• **Goal**
Extract the lines that hold the string "primitives".

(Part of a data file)
## BEGIN

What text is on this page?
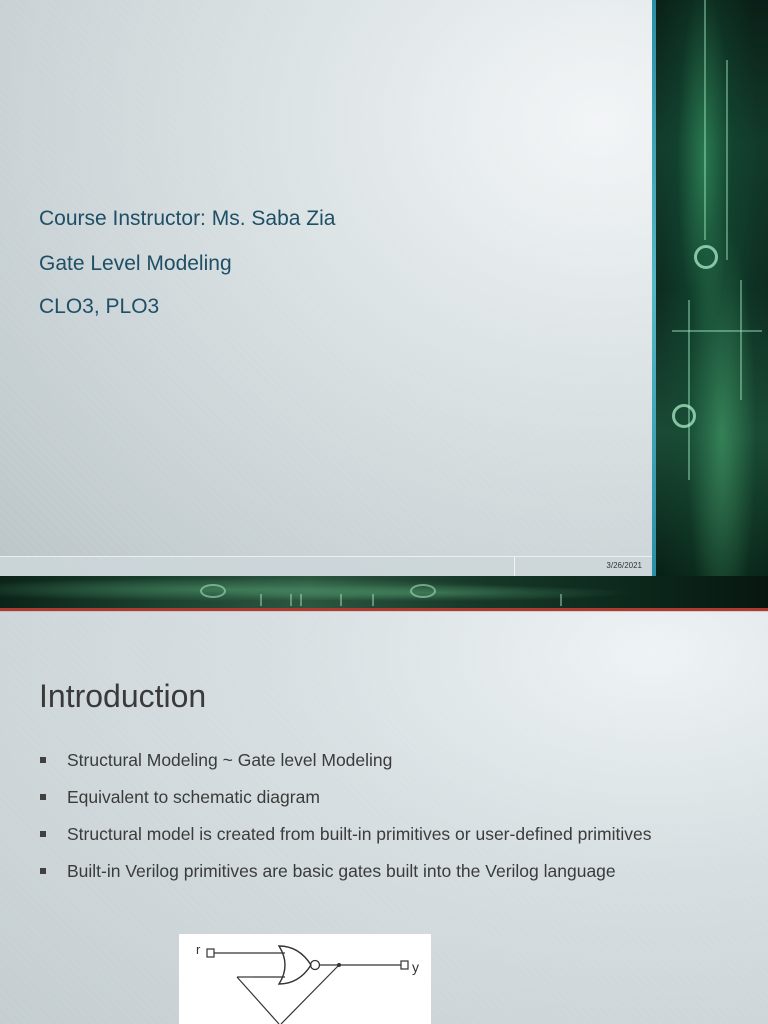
Course Instructor: Ms. Saba Zia
Gate Level Modeling
CLO3, PLO3
3/26/2021
Introduction
Structural Modeling ~ Gate level Modeling
Equivalent to schematic diagram
Structural model is created from built-in primitives or user-defined primitives
Built-in Verilog primitives are basic gates built into the Verilog language
r
y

## END

• **Response for this exercise**
Structural model is created from built-in primitives or user-defined primitives
Built-in Verilog primitives are basic gates built into the Verilog language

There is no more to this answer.